• YOUR TASK:
Could you write out every record below exactly, leaving out any pictures?

• DATA SUPPLIED:
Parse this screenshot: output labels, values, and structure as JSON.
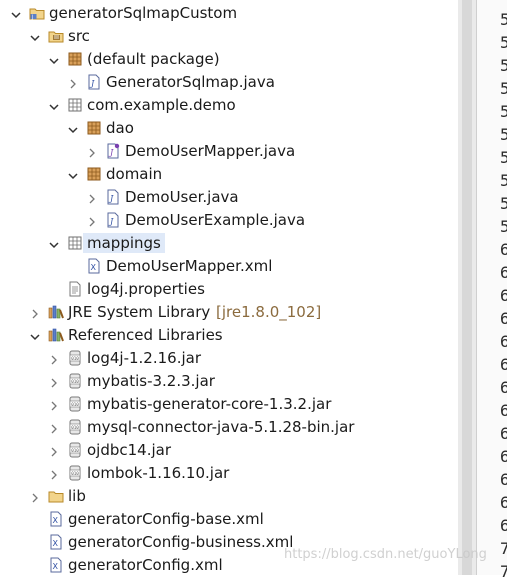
{
  "tree": [
    {
      "label": "generatorSqlmapCustom",
      "icon": "project-icon",
      "twisty": "expanded",
      "indent": 0
    },
    {
      "label": "src",
      "icon": "source-folder-icon",
      "twisty": "expanded",
      "indent": 1
    },
    {
      "label": "(default package)",
      "icon": "package-icon",
      "twisty": "expanded",
      "indent": 2
    },
    {
      "label": "GeneratorSqlmap.java",
      "icon": "java-file-icon",
      "twisty": "collapsed",
      "indent": 3
    },
    {
      "label": "com.example.demo",
      "icon": "empty-package-icon",
      "twisty": "expanded",
      "indent": 2
    },
    {
      "label": "dao",
      "icon": "package-icon",
      "twisty": "expanded",
      "indent": 3
    },
    {
      "label": "DemoUserMapper.java",
      "icon": "java-interface-icon",
      "twisty": "collapsed",
      "indent": 4
    },
    {
      "label": "domain",
      "icon": "package-icon",
      "twisty": "expanded",
      "indent": 3
    },
    {
      "label": "DemoUser.java",
      "icon": "java-file-icon",
      "twisty": "collapsed",
      "indent": 4
    },
    {
      "label": "DemoUserExample.java",
      "icon": "java-file-icon",
      "twisty": "collapsed",
      "indent": 4
    },
    {
      "label": "mappings",
      "icon": "empty-package-icon",
      "twisty": "expanded",
      "indent": 2,
      "selected": true
    },
    {
      "label": "DemoUserMapper.xml",
      "icon": "xml-file-icon",
      "twisty": "none",
      "indent": 3
    },
    {
      "label": "log4j.properties",
      "icon": "properties-file-icon",
      "twisty": "none",
      "indent": 2
    },
    {
      "label": "JRE System Library",
      "decoration": "[jre1.8.0_102]",
      "icon": "library-icon",
      "twisty": "collapsed",
      "indent": 1
    },
    {
      "label": "Referenced Libraries",
      "icon": "library-icon",
      "twisty": "expanded",
      "indent": 1
    },
    {
      "label": "log4j-1.2.16.jar",
      "icon": "jar-icon",
      "twisty": "collapsed",
      "indent": 2
    },
    {
      "label": "mybatis-3.2.3.jar",
      "icon": "jar-icon",
      "twisty": "collapsed",
      "indent": 2
    },
    {
      "label": "mybatis-generator-core-1.3.2.jar",
      "icon": "jar-icon",
      "twisty": "collapsed",
      "indent": 2
    },
    {
      "label": "mysql-connector-java-5.1.28-bin.jar",
      "icon": "jar-icon",
      "twisty": "collapsed",
      "indent": 2
    },
    {
      "label": "ojdbc14.jar",
      "icon": "jar-icon",
      "twisty": "collapsed",
      "indent": 2
    },
    {
      "label": "lombok-1.16.10.jar",
      "icon": "jar-icon",
      "twisty": "collapsed",
      "indent": 2
    },
    {
      "label": "lib",
      "icon": "folder-icon",
      "twisty": "collapsed",
      "indent": 1
    },
    {
      "label": "generatorConfig-base.xml",
      "icon": "xml-file-icon",
      "twisty": "none",
      "indent": 1
    },
    {
      "label": "generatorConfig-business.xml",
      "icon": "xml-file-icon",
      "twisty": "none",
      "indent": 1
    },
    {
      "label": "generatorConfig.xml",
      "icon": "xml-file-icon",
      "twisty": "none",
      "indent": 1
    }
  ],
  "editor_line_digits": [
    "5",
    "5",
    "5",
    "5",
    "5",
    "5",
    "5",
    "5",
    "5",
    "5",
    "6",
    "6",
    "6",
    "6",
    "6",
    "6",
    "6",
    "6",
    "6",
    "6",
    "6",
    "6",
    "6",
    "7",
    "7"
  ],
  "watermark": "https://blog.csdn.net/guoYLong"
}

• PROBLEM SOLUTION:
Parse this screenshot: output labels, values, and structure as JSON.
{
  "tree": [
    {
      "label": "generatorSqlmapCustom",
      "icon": "project-icon",
      "twisty": "expanded",
      "indent": 0
    },
    {
      "label": "src",
      "icon": "source-folder-icon",
      "twisty": "expanded",
      "indent": 1
    },
    {
      "label": "(default package)",
      "icon": "package-icon",
      "twisty": "expanded",
      "indent": 2
    },
    {
      "label": "GeneratorSqlmap.java",
      "icon": "java-file-icon",
      "twisty": "collapsed",
      "indent": 3
    },
    {
      "label": "com.example.demo",
      "icon": "empty-package-icon",
      "twisty": "expanded",
      "indent": 2
    },
    {
      "label": "dao",
      "icon": "package-icon",
      "twisty": "expanded",
      "indent": 3
    },
    {
      "label": "DemoUserMapper.java",
      "icon": "java-interface-icon",
      "twisty": "collapsed",
      "indent": 4
    },
    {
      "label": "domain",
      "icon": "package-icon",
      "twisty": "expanded",
      "indent": 3
    },
    {
      "label": "DemoUser.java",
      "icon": "java-file-icon",
      "twisty": "collapsed",
      "indent": 4
    },
    {
      "label": "DemoUserExample.java",
      "icon": "java-file-icon",
      "twisty": "collapsed",
      "indent": 4
    },
    {
      "label": "mappings",
      "icon": "empty-package-icon",
      "twisty": "expanded",
      "indent": 2,
      "selected": true
    },
    {
      "label": "DemoUserMapper.xml",
      "icon": "xml-file-icon",
      "twisty": "none",
      "indent": 3
    },
    {
      "label": "log4j.properties",
      "icon": "properties-file-icon",
      "twisty": "none",
      "indent": 2
    },
    {
      "label": "JRE System Library",
      "decoration": "[jre1.8.0_102]",
      "icon": "library-icon",
      "twisty": "collapsed",
      "indent": 1
    },
    {
      "label": "Referenced Libraries",
      "icon": "library-icon",
      "twisty": "expanded",
      "indent": 1
    },
    {
      "label": "log4j-1.2.16.jar",
      "icon": "jar-icon",
      "twisty": "collapsed",
      "indent": 2
    },
    {
      "label": "mybatis-3.2.3.jar",
      "icon": "jar-icon",
      "twisty": "collapsed",
      "indent": 2
    },
    {
      "label": "mybatis-generator-core-1.3.2.jar",
      "icon": "jar-icon",
      "twisty": "collapsed",
      "indent": 2
    },
    {
      "label": "mysql-connector-java-5.1.28-bin.jar",
      "icon": "jar-icon",
      "twisty": "collapsed",
      "indent": 2
    },
    {
      "label": "ojdbc14.jar",
      "icon": "jar-icon",
      "twisty": "collapsed",
      "indent": 2
    },
    {
      "label": "lombok-1.16.10.jar",
      "icon": "jar-icon",
      "twisty": "collapsed",
      "indent": 2
    },
    {
      "label": "lib",
      "icon": "folder-icon",
      "twisty": "collapsed",
      "indent": 1
    },
    {
      "label": "generatorConfig-base.xml",
      "icon": "xml-file-icon",
      "twisty": "none",
      "indent": 1
    },
    {
      "label": "generatorConfig-business.xml",
      "icon": "xml-file-icon",
      "twisty": "none",
      "indent": 1
    },
    {
      "label": "generatorConfig.xml",
      "icon": "xml-file-icon",
      "twisty": "none",
      "indent": 1
    }
  ],
  "editor_line_digits": [
    "5",
    "5",
    "5",
    "5",
    "5",
    "5",
    "5",
    "5",
    "5",
    "5",
    "6",
    "6",
    "6",
    "6",
    "6",
    "6",
    "6",
    "6",
    "6",
    "6",
    "6",
    "6",
    "6",
    "7",
    "7"
  ],
  "watermark": "https://blog.csdn.net/guoYLong"
}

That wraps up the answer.